* Required action 1
According to the MRI balun text, what does the balun shield include?
* Required action 2
Continue the text on the MRI balun, starting after its last sentence.

* Page text
*** Begin section ***

The present invention relates generally to a balun in a magnetic resonance imaging (MRI) system, and, more specifically, to a balun shield that includes an integrated capacitor therein.
MRI uses radio frequency pulses and magnetic field gradients applied to a subject in a strong homogenous magnetic field to produce viewable images. When a substance such as human tissue is subjected to a uniform magnetic field (polarizing field B0), the individual magnetic moments of the spins in the tissue attempt to align with this polarizing field, but precess about it, in random order, at their characteristic Larmor frequency. If the substance, or tissue, is subjected to a magnetic field (excitation field B1) which is in the x-y plane and which is near the Larmor frequency, the net aligned moment, or “longitudinal magnetization”, Mz, may be rotated, or “tipped”, into the x-y plane to produce a net transverse magnetic moment Mt. A signal is emitted by the excited spins after the excitation signal B1 is terminated and this signal may be received and processed to form an image.
When utilizing these signals to produce images, magnetic field gradients (Gx, Gy, and Gz) are employed. Typically, the region to be imaged is scanned by a sequence of measurement cycles in which these gradients vary according to the particular localization method being used. The resulting set of received MR signals are digitized and processed to reconstruct the image using one of many well known reconstruction techniques.

*** End section ***

* Dataset
*** Begin section ***

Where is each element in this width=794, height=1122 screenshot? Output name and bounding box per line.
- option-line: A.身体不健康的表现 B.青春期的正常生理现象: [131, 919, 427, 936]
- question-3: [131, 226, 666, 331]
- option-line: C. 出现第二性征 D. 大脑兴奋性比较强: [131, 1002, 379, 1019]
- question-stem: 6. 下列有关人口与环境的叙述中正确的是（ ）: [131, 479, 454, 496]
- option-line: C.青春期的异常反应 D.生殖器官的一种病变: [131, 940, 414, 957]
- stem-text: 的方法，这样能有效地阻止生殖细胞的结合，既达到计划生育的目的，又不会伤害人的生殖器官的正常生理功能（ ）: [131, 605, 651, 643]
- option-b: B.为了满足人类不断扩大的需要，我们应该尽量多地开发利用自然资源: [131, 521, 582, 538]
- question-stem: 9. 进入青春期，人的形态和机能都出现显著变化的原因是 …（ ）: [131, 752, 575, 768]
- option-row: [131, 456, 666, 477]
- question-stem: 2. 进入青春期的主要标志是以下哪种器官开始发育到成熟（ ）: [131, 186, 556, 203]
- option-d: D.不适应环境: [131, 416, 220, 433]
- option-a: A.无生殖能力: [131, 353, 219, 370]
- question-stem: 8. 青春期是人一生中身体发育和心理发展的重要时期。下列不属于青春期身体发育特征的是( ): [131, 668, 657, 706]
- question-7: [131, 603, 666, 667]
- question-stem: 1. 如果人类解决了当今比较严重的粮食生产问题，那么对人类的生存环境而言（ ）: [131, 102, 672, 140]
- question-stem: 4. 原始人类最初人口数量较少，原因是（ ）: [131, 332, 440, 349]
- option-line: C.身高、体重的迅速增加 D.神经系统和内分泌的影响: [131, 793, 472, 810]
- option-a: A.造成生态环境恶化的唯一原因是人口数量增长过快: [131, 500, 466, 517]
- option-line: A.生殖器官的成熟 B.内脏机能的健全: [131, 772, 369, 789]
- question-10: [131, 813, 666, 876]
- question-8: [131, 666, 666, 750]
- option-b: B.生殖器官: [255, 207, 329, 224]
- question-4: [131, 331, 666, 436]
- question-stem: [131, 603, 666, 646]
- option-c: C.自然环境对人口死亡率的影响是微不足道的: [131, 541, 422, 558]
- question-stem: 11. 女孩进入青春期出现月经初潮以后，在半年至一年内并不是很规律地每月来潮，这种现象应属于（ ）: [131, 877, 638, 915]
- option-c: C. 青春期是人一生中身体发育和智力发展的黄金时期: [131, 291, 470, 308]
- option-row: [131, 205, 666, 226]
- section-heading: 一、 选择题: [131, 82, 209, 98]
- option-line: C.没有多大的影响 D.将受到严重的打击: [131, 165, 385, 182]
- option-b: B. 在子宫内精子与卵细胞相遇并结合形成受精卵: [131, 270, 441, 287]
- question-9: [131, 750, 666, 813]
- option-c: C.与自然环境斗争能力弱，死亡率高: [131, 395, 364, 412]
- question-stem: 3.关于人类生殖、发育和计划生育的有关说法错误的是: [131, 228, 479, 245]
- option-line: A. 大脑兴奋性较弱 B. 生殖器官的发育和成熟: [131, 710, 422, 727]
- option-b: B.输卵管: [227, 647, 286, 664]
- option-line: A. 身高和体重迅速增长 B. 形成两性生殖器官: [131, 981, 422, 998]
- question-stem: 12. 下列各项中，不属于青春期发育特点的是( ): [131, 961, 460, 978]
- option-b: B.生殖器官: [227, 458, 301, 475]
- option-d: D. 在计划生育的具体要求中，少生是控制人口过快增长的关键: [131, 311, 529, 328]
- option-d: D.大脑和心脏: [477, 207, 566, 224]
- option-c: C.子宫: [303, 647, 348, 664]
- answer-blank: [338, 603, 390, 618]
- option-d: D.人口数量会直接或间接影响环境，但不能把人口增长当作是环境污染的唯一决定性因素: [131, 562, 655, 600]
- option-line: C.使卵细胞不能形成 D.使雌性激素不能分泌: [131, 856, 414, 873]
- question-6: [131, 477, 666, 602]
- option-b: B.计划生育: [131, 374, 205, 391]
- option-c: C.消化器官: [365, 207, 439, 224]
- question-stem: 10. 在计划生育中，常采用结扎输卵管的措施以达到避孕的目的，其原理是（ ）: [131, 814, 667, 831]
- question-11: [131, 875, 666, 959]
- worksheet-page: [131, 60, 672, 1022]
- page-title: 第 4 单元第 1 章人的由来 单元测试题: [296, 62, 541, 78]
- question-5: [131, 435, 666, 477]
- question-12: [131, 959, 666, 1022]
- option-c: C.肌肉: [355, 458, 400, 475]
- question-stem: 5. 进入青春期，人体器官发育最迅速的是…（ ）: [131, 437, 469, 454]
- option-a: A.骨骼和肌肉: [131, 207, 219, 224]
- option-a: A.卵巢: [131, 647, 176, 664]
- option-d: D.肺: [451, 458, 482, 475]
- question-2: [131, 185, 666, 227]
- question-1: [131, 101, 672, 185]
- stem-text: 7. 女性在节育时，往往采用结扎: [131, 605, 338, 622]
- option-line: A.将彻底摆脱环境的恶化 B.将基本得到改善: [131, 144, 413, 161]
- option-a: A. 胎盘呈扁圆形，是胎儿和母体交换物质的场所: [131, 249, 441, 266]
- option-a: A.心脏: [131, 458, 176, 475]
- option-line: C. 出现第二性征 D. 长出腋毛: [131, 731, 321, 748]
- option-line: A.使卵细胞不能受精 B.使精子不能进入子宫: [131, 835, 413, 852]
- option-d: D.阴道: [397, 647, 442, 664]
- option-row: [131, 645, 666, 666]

*** End section ***

* Final answer 1
An integrated capacitor.

* Final answer 2
MR receiver coils receive the emitted electromagnetic signals emanating from the patient and use the acquired signals for image reconstruction. Before image reconstruction occurs, the electromagnetic signals received by the receiver coil elements are conditioned by a balun. The balun helps to improve performance of the receiver coils by providing a high impedance path for common-mode currents in the electromagnetic signal and a low impedance path for differential currents therein. Typically, the balun includes a non-magnetic co-axial conductor wound into a single layer cylindrical coil. The cylindrical coil is then enclosed in a conductive shield and the shield is connected to an output of the conductor by way of a capacitor unit. The capacitor unit, together with the coil, creates a parallel resonant circuit that can be tuned to the imaging frequency to significantly reduce common mode currents propogating down the co-axial conductor.
With this typical design, however, problems can arise with the performance of the balun shield. The balun shield's ability to properly shield the balun (and any other electrical components contained within the balun shield) can be degraded if gaps are present in the balun shield. That is, the connection between the capacitor unit and the coil conductor often requires that a small gap exist in the balun shield to allow for connection of the capacitor unit. As stated above, such a gap can cause instability in components within the balun shield by allowing unwanted feedback of the signal into the interior of the balun.
Therefore, a balun shield design that reduces or eliminates such gaps is greatly desired to improve overall performance.